Provide an exact reproduction of every entry.

* BEGIN Dataset *

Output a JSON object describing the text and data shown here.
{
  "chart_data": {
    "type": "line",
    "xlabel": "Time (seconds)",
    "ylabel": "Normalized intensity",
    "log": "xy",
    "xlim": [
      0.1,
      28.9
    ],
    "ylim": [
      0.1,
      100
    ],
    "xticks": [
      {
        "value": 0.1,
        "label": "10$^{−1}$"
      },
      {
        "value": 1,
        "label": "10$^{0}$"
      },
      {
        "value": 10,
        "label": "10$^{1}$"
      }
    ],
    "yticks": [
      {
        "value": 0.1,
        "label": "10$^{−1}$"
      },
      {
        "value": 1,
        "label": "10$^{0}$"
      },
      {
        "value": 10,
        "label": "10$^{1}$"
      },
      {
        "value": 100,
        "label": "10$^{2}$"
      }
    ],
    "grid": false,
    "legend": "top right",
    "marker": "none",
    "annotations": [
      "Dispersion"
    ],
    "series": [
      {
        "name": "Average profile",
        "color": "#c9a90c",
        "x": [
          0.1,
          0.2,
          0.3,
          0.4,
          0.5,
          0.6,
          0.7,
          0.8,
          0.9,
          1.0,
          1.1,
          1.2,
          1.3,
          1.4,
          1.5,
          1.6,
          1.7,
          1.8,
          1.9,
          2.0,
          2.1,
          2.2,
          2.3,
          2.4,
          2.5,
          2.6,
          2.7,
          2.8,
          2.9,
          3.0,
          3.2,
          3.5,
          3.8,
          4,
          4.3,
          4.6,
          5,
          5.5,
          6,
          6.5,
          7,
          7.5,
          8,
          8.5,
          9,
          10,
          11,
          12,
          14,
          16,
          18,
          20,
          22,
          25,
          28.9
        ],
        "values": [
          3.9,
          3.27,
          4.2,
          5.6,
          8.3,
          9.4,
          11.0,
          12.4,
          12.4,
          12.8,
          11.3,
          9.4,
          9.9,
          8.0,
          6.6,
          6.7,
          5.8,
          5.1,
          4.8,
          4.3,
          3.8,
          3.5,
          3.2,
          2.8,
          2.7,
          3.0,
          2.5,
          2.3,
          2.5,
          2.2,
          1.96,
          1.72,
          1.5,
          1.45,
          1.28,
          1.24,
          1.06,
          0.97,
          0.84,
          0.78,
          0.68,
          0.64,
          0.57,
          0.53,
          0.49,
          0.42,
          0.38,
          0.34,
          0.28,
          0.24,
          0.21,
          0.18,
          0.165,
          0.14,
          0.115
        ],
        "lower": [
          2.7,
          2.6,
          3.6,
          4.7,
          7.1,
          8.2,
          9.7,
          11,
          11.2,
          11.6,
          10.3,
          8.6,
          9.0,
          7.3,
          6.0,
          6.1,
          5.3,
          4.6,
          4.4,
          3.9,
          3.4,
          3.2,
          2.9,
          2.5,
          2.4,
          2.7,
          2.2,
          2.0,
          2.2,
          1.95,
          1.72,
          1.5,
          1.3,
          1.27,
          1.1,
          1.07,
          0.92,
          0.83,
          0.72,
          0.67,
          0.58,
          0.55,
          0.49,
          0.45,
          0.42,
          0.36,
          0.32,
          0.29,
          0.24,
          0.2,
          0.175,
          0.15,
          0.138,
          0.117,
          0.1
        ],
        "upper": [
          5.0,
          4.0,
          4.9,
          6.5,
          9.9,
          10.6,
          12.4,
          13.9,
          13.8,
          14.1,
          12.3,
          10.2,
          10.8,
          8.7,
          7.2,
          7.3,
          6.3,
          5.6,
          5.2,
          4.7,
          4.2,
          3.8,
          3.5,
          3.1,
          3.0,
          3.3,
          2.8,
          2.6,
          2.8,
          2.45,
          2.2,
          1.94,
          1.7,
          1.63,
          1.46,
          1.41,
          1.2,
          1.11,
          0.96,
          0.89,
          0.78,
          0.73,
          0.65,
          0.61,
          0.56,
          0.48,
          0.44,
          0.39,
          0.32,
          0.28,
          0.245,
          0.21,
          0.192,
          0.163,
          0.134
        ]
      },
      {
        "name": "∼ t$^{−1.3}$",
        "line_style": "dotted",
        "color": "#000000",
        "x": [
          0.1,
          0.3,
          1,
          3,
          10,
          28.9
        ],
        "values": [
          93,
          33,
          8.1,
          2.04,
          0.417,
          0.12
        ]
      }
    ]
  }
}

* END Dataset *

» **Full solution**:
Output a JSON object describing the text and data shown here.
{
  "chart_data": {
    "type": "line",
    "xlabel": "Time (seconds)",
    "ylabel": "Normalized intensity",
    "log": "xy",
    "xlim": [
      0.1,
      28.9
    ],
    "ylim": [
      0.1,
      100
    ],
    "xticks": [
      {
        "value": 0.1,
        "label": "10$^{−1}$"
      },
      {
        "value": 1,
        "label": "10$^{0}$"
      },
      {
        "value": 10,
        "label": "10$^{1}$"
      }
    ],
    "yticks": [
      {
        "value": 0.1,
        "label": "10$^{−1}$"
      },
      {
        "value": 1,
        "label": "10$^{0}$"
      },
      {
        "value": 10,
        "label": "10$^{1}$"
      },
      {
        "value": 100,
        "label": "10$^{2}$"
      }
    ],
    "grid": false,
    "legend": "top right",
    "marker": "none",
    "annotations": [
      "Dispersion"
    ],
    "series": [
      {
        "name": "Average profile",
        "color": "#c9a90c",
        "x": [
          0.1,
          0.2,
          0.3,
          0.4,
          0.5,
          0.6,
          0.7,
          0.8,
          0.9,
          1.0,
          1.1,
          1.2,
          1.3,
          1.4,
          1.5,
          1.6,
          1.7,
          1.8,
          1.9,
          2.0,
          2.1,
          2.2,
          2.3,
          2.4,
          2.5,
          2.6,
          2.7,
          2.8,
          2.9,
          3.0,
          3.2,
          3.5,
          3.8,
          4,
          4.3,
          4.6,
          5,
          5.5,
          6,
          6.5,
          7,
          7.5,
          8,
          8.5,
          9,
          10,
          11,
          12,
          14,
          16,
          18,
          20,
          22,
          25,
          28.9
        ],
        "values": [
          3.9,
          3.27,
          4.2,
          5.6,
          8.3,
          9.4,
          11.0,
          12.4,
          12.4,
          12.8,
          11.3,
          9.4,
          9.9,
          8.0,
          6.6,
          6.7,
          5.8,
          5.1,
          4.8,
          4.3,
          3.8,
          3.5,
          3.2,
          2.8,
          2.7,
          3.0,
          2.5,
          2.3,
          2.5,
          2.2,
          1.96,
          1.72,
          1.5,
          1.45,
          1.28,
          1.24,
          1.06,
          0.97,
          0.84,
          0.78,
          0.68,
          0.64,
          0.57,
          0.53,
          0.49,
          0.42,
          0.38,
          0.34,
          0.28,
          0.24,
          0.21,
          0.18,
          0.165,
          0.14,
          0.115
        ],
        "lower": [
          2.7,
          2.6,
          3.6,
          4.7,
          7.1,
          8.2,
          9.7,
          11,
          11.2,
          11.6,
          10.3,
          8.6,
          9.0,
          7.3,
          6.0,
          6.1,
          5.3,
          4.6,
          4.4,
          3.9,
          3.4,
          3.2,
          2.9,
          2.5,
          2.4,
          2.7,
          2.2,
          2.0,
          2.2,
          1.95,
          1.72,
          1.5,
          1.3,
          1.27,
          1.1,
          1.07,
          0.92,
          0.83,
          0.72,
          0.67,
          0.58,
          0.55,
          0.49,
          0.45,
          0.42,
          0.36,
          0.32,
          0.29,
          0.24,
          0.2,
          0.175,
          0.15,
          0.138,
          0.117,
          0.1
        ],
        "upper": [
          5.0,
          4.0,
          4.9,
          6.5,
          9.9,
          10.6,
          12.4,
          13.9,
          13.8,
          14.1,
          12.3,
          10.2,
          10.8,
          8.7,
          7.2,
          7.3,
          6.3,
          5.6,
          5.2,
          4.7,
          4.2,
          3.8,
          3.5,
          3.1,
          3.0,
          3.3,
          2.8,
          2.6,
          2.8,
          2.45,
          2.2,
          1.94,
          1.7,
          1.63,
          1.46,
          1.41,
          1.2,
          1.11,
          0.96,
          0.89,
          0.78,
          0.73,
          0.65,
          0.61,
          0.56,
          0.48,
          0.44,
          0.39,
          0.32,
          0.28,
          0.245,
          0.21,
          0.192,
          0.163,
          0.134
        ]
      },
      {
        "name": "∼ t$^{−1.3}$",
        "line_style": "dotted",
        "color": "#000000",
        "x": [
          0.1,
          0.3,
          1,
          3,
          10,
          28.9
        ],
        "values": [
          93,
          33,
          8.1,
          2.04,
          0.417,
          0.12
        ]
      }
    ]
  }
}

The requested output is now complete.